Brady Creek Reservoir is a reservoir on Brady Creek in McCulloch County, Texas in the United States. The lake is about 3 miles west of downtown Brady, Texas. The dam and lake are managed by the City of Brady. The reservoir was officially impounded in 1963. The reservoir is also sometimes called Brady Reservoir or Brady Lake. The dam for Brady Creek Reservoir is 8,400 ft. long and 104 ft. high and has a storage capacity of 30,430 acre-Ft.

== Fauna ==
Brady Creek Reservoir has been stocked with species of fish intended to improve the utility of the reservoir for recreational fishing. Fish present in Brady Creek Reservoir include largemouth bass, channel catfish, crappie, and white bass. The local fish populations have gradually been recovering after a golden algae bloom that occurred in February 2012 and the drought conditions last several years.

--------------------------------

» **List of tasks**:
**a.** Name every fish species that the Brady Creek Reservoir text reports as present in the reservoir.
**b.** According to the Brady Creek Reservoir text, in what year was the reservoir officially impounded?
**c.** Extend the Brady Creek Reservoir text with a passage that follows on from its final sentence.
The lines that come after the Brady Creek Reservoir text have no connection to it.

» **Data for review**:
--------------------------------

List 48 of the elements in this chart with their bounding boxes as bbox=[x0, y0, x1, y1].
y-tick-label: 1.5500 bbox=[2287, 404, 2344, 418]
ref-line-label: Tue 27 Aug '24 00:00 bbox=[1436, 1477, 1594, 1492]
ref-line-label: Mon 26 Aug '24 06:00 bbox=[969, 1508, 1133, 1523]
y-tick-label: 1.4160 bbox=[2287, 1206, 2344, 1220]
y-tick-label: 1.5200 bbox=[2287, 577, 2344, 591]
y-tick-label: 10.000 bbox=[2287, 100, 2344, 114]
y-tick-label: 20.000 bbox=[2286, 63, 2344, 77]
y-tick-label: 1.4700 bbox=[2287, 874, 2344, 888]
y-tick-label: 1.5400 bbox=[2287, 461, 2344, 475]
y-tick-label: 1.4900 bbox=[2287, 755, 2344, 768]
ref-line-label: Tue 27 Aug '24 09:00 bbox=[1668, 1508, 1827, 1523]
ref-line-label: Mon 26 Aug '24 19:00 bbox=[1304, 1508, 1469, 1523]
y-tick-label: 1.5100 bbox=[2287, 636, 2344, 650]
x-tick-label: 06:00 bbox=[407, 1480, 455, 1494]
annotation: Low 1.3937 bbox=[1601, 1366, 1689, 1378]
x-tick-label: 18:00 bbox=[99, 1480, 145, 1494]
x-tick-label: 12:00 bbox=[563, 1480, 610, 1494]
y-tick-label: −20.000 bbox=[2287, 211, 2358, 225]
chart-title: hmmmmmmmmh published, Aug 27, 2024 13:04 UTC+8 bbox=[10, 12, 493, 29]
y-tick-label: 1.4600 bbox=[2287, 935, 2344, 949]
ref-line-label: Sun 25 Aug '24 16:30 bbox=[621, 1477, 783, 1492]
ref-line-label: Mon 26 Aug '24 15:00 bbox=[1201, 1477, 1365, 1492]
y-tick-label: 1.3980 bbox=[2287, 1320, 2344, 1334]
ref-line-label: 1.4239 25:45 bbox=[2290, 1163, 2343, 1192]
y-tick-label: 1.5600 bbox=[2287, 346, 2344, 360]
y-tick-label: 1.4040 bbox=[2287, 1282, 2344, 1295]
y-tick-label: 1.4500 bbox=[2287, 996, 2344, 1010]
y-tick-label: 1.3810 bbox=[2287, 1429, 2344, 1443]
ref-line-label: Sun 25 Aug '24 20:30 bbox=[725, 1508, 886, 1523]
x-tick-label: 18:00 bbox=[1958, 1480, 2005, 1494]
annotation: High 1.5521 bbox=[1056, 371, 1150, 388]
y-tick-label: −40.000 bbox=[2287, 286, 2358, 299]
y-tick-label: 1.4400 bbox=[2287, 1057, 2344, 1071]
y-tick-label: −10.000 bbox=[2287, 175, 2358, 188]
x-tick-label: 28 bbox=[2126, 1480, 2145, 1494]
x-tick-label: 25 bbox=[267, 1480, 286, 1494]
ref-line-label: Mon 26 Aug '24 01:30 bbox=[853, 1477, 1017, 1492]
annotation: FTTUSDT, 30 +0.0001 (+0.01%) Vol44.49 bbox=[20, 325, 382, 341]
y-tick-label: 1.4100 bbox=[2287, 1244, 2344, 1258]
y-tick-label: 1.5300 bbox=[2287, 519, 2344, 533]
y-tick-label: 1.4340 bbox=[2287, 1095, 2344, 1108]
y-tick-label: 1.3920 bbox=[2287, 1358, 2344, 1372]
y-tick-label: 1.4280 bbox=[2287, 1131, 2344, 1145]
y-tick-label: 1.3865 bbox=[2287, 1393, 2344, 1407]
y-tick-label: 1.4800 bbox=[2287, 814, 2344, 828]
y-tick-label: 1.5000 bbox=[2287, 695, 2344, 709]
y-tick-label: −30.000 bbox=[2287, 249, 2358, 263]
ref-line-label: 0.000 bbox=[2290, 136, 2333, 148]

--------------------------------

» **Responses by task**:
**a.** Largemouth bass, channel catfish, crappie, and white bass.

**b.** 1963.

**c.**
== Flora ==
On February 13, 2012 the Brady Texas reservoir was impacted by an algae bloom that resulted in fish kills. The algae was identified to be Prymnesium parvum, a golden algae that produces toxins fatal to animals with gills. The Brady Creek Reservoir has limited aquatic vegetation in most areas but there are some submerged plant species and standing timber.

==Recreational uses==
Boating and fishing on Brady Creek Reservoir are very popular.